= WRITTEN EXERCISE =
From the entries below, list each line with "name".

= TASK INPUT =
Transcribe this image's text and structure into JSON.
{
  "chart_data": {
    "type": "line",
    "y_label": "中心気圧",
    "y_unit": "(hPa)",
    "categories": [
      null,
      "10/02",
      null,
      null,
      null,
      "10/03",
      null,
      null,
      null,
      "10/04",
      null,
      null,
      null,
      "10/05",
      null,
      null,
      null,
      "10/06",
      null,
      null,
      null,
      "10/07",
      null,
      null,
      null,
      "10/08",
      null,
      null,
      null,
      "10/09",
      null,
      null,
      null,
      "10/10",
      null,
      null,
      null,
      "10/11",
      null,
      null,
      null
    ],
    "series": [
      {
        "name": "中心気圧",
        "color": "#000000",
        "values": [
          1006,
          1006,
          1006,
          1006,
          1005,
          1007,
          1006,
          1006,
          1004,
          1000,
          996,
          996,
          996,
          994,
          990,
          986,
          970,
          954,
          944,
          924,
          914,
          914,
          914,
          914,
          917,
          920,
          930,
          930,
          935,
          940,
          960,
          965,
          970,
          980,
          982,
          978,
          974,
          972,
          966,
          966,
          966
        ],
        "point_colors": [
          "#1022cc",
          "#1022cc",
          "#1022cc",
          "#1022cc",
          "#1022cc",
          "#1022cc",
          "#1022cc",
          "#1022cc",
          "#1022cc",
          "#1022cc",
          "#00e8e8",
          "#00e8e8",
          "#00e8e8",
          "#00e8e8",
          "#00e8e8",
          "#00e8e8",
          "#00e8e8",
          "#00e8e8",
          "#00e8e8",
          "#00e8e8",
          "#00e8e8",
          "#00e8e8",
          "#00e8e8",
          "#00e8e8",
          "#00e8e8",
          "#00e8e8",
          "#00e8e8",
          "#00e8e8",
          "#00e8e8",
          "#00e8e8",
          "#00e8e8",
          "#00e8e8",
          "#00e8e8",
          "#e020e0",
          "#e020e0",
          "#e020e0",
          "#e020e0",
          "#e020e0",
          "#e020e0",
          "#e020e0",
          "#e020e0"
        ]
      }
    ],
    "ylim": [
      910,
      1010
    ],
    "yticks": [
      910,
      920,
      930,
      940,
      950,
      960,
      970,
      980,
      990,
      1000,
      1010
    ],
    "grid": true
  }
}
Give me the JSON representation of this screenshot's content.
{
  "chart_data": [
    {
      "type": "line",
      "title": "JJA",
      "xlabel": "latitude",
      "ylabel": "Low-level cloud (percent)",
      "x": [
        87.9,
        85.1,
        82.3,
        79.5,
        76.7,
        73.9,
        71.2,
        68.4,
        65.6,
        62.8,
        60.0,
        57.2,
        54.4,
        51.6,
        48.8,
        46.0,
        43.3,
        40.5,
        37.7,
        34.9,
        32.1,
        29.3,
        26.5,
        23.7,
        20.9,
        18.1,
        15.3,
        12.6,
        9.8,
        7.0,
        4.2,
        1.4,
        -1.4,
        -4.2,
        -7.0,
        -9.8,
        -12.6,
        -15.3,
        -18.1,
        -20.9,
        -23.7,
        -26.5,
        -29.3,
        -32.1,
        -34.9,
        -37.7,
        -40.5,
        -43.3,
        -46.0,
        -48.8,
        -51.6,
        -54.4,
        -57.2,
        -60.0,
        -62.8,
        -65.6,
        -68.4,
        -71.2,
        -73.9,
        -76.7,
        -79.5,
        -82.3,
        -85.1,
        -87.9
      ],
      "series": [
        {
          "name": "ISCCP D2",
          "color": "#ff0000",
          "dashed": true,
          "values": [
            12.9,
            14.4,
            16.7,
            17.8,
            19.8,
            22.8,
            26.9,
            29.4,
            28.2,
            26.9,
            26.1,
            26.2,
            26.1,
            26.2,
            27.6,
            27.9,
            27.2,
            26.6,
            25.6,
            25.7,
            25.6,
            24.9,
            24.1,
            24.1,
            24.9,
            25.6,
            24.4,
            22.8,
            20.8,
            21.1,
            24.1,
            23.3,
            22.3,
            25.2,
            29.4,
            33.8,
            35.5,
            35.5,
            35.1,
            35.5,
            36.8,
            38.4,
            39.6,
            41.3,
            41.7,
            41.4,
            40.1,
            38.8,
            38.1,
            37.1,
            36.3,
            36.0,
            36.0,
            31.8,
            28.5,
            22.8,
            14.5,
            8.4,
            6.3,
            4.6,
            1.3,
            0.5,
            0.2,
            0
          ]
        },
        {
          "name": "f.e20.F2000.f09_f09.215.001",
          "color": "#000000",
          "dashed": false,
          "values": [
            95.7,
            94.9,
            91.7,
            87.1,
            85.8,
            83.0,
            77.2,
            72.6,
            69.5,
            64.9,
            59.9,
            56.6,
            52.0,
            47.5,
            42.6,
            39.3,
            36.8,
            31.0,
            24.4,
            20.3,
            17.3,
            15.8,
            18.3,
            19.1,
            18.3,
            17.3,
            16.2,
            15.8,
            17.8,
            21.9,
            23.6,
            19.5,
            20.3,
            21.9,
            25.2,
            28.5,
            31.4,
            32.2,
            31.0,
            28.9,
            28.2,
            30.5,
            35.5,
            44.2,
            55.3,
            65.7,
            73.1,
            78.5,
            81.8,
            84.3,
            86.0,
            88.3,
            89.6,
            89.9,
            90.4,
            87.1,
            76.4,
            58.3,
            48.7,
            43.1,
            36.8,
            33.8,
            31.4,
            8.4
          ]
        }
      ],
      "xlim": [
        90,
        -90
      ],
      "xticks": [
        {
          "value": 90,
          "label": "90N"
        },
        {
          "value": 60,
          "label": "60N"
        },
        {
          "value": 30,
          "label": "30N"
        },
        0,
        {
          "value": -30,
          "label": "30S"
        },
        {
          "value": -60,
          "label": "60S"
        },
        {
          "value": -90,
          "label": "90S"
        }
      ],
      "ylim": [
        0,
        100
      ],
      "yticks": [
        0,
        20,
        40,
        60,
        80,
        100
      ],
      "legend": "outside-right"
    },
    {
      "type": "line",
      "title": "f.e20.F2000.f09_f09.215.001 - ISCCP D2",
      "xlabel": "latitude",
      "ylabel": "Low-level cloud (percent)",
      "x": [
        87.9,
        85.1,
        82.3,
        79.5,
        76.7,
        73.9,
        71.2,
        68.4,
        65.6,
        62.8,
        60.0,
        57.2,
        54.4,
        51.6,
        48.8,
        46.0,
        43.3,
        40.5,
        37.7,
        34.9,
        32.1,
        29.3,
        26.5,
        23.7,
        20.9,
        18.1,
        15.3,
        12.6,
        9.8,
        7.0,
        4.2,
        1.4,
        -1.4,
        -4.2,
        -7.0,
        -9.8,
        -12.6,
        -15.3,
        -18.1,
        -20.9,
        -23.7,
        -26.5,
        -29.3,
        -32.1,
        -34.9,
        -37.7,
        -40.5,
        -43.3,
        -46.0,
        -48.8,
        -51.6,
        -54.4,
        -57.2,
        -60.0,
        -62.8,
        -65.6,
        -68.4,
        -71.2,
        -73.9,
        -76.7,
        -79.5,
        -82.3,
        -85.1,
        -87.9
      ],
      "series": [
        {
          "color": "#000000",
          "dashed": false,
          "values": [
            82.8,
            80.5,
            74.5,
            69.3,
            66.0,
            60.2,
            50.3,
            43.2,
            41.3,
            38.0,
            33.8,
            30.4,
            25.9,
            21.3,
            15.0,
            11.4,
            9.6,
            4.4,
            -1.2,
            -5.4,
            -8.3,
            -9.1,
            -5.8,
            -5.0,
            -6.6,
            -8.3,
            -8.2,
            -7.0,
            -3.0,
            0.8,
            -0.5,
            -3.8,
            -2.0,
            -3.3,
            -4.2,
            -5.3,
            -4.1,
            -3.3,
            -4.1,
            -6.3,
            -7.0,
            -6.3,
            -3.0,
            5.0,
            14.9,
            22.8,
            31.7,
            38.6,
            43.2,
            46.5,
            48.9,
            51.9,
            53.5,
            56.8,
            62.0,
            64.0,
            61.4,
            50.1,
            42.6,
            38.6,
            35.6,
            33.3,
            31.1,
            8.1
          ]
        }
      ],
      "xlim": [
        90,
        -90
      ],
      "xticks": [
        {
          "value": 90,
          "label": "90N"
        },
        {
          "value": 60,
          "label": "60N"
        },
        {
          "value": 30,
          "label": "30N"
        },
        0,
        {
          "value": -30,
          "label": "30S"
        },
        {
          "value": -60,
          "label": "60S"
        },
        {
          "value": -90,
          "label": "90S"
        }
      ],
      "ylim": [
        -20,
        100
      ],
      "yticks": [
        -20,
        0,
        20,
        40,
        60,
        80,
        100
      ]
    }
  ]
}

= CORRECT OUTPUT =
        "name": "中心気圧",
          "name": "ISCCP D2",
          "name": "f.e20.F2000.f09_f09.215.001",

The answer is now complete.